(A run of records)
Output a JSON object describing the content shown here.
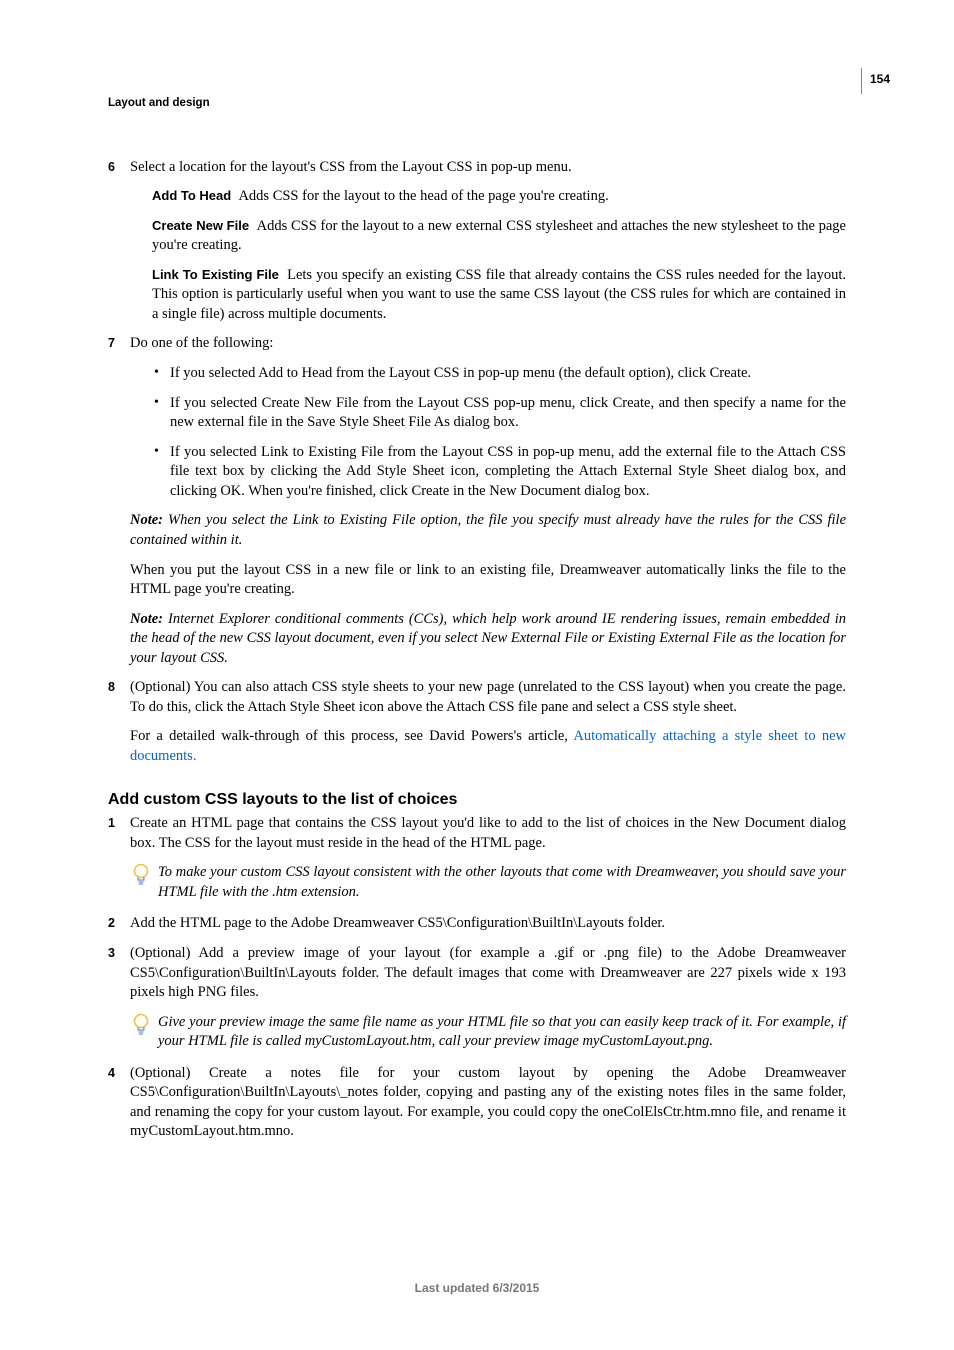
{
  "pageNumber": "154",
  "sectionTitle": "Layout and design",
  "step6": {
    "num": "6",
    "intro": "Select a location for the layout's CSS from the Layout CSS in pop-up menu.",
    "addToHead": {
      "label": "Add To Head",
      "text": "Adds CSS for the layout to the head of the page you're creating."
    },
    "createNewFile": {
      "label": "Create New File",
      "text": "Adds CSS for the layout to a new external CSS stylesheet and attaches the new stylesheet to the page you're creating."
    },
    "linkExisting": {
      "label": "Link To Existing File",
      "text": "Lets you specify an existing CSS file that already contains the CSS rules needed for the layout. This option is particularly useful when you want to use the same CSS layout (the CSS rules for which are contained in a single file) across multiple documents."
    }
  },
  "step7": {
    "num": "7",
    "intro": "Do one of the following:",
    "b1": "If you selected Add to Head from the Layout CSS in pop-up menu (the default option), click Create.",
    "b2": "If you selected Create New File from the Layout CSS pop-up menu, click Create, and then specify a name for the new external file in the Save Style Sheet File As dialog box.",
    "b3": "If you selected Link to Existing File from the Layout CSS in pop-up menu, add the external file to the Attach CSS file text box by clicking the Add Style Sheet icon, completing the Attach External Style Sheet dialog box, and clicking OK. When you're finished, click Create in the New Document dialog box.",
    "note1Label": "Note:",
    "note1": "When you select the Link to Existing File option, the file you specify must already have the rules for the CSS file contained within it.",
    "afterNote": "When you put the layout CSS in a new file or link to an existing file, Dreamweaver automatically links the file to the HTML page you're creating.",
    "note2Label": "Note:",
    "note2": "Internet Explorer conditional comments (CCs), which help work around IE rendering issues, remain embedded in the head of the new CSS layout document, even if you select New External File or Existing External File as the location for your layout CSS."
  },
  "step8": {
    "num": "8",
    "p1": "(Optional) You can also attach CSS style sheets to your new page (unrelated to the CSS layout) when you create the page. To do this, click the Attach Style Sheet icon above the Attach CSS file pane and select a CSS style sheet.",
    "p2a": "For a detailed walk-through of this process, see David Powers's article, ",
    "p2link": "Automatically attaching a style sheet to new documents."
  },
  "subheading": "Add custom CSS layouts to the list of choices",
  "custom": {
    "s1num": "1",
    "s1": "Create an HTML page that contains the CSS layout you'd like to add to the list of choices in the New Document dialog box. The CSS for the layout must reside in the head of the HTML page.",
    "tip1": "To make your custom CSS layout consistent with the other layouts that come with Dreamweaver, you should save your HTML file with the .htm extension.",
    "s2num": "2",
    "s2": "Add the HTML page to the Adobe Dreamweaver CS5\\Configuration\\BuiltIn\\Layouts folder.",
    "s3num": "3",
    "s3": "(Optional) Add a preview image of your layout (for example a .gif or .png file) to the Adobe Dreamweaver CS5\\Configuration\\BuiltIn\\Layouts folder. The default images that come with Dreamweaver are 227 pixels wide x 193 pixels high PNG files.",
    "tip2": "Give your preview image the same file name as your HTML file so that you can easily keep track of it. For example, if your HTML file is called myCustomLayout.htm, call your preview image myCustomLayout.png.",
    "s4num": "4",
    "s4": "(Optional) Create a notes file for your custom layout by opening the Adobe Dreamweaver CS5\\Configuration\\BuiltIn\\Layouts\\_notes folder, copying and pasting any of the existing notes files in the same folder, and renaming the copy for your custom layout. For example, you could copy the oneColElsCtr.htm.mno file, and rename it myCustomLayout.htm.mno."
  },
  "footer": "Last updated 6/3/2015"
}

WHAT NEEDS TO BE DONE: Where a line holds "same", copy it out.

THE ANSWER:
      "text": "Lets you specify an existing CSS file that already contains the CSS rules needed for the layout. This option is particularly useful when you want to use the same CSS layout (the CSS rules for which are contained in a single file) across multiple documents."
    "tip2": "Give your preview image the same file name as your HTML file so that you can easily keep track of it. For example, if your HTML file is called myCustomLayout.htm, call your preview image myCustomLayout.png.",
    "s4": "(Optional) Create a notes file for your custom layout by opening the Adobe Dreamweaver CS5\\Configuration\\BuiltIn\\Layouts\\_notes folder, copying and pasting any of the existing notes files in the same folder, and renaming the copy for your custom layout. For example, you could copy the oneColElsCtr.htm.mno file, and rename it myCustomLayout.htm.mno."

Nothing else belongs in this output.